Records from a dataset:
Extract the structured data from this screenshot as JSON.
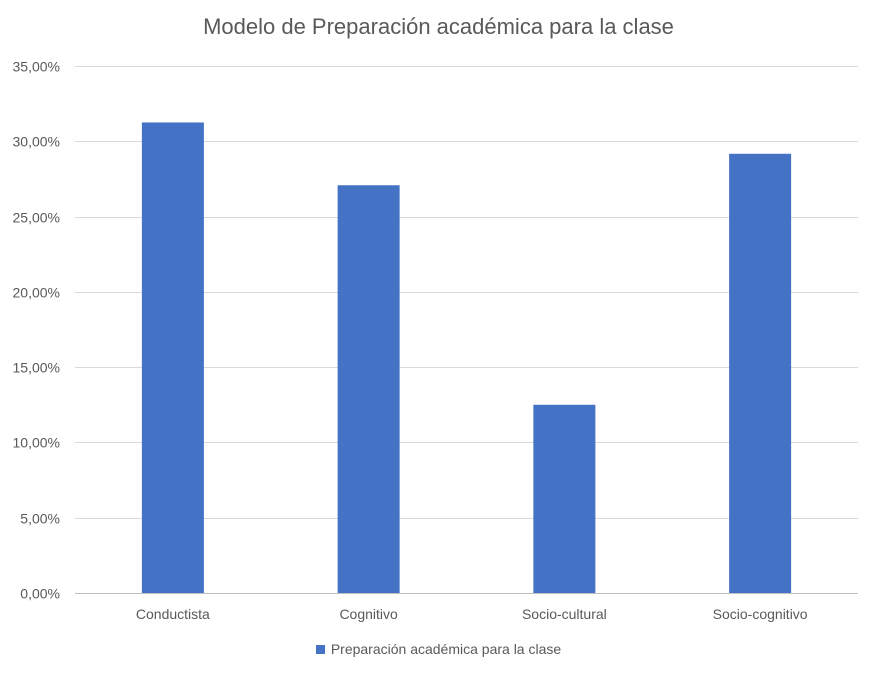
{
  "chart_data": {
    "type": "bar",
    "title": "Modelo de Preparación académica para la clase",
    "categories": [
      "Conductista",
      "Cognitivo",
      "Socio-cultural",
      "Socio-cognitivo"
    ],
    "series": [
      {
        "name": "Preparación académica para la clase",
        "values": [
          31.25,
          27.08,
          12.5,
          29.17
        ],
        "color": "#4472C4"
      }
    ],
    "ylim": [
      0,
      35
    ],
    "yticks": [
      "0,00%",
      "5,00%",
      "10,00%",
      "15,00%",
      "20,00%",
      "25,00%",
      "30,00%",
      "35,00%"
    ],
    "grid": true,
    "legend_position": "bottom"
  }
}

* [What you have to do] Reproduce the data above in full, exactly as it is, with the pictures left out.

* [Response to this task]
Extract the structured data from this screenshot as JSON.
{
  "chart_data": {
    "type": "bar",
    "title": "Modelo de Preparación académica para la clase",
    "categories": [
      "Conductista",
      "Cognitivo",
      "Socio-cultural",
      "Socio-cognitivo"
    ],
    "series": [
      {
        "name": "Preparación académica para la clase",
        "values": [
          31.25,
          27.08,
          12.5,
          29.17
        ],
        "color": "#4472C4"
      }
    ],
    "ylim": [
      0,
      35
    ],
    "yticks": [
      "0,00%",
      "5,00%",
      "10,00%",
      "15,00%",
      "20,00%",
      "25,00%",
      "30,00%",
      "35,00%"
    ],
    "grid": true,
    "legend_position": "bottom"
  }
}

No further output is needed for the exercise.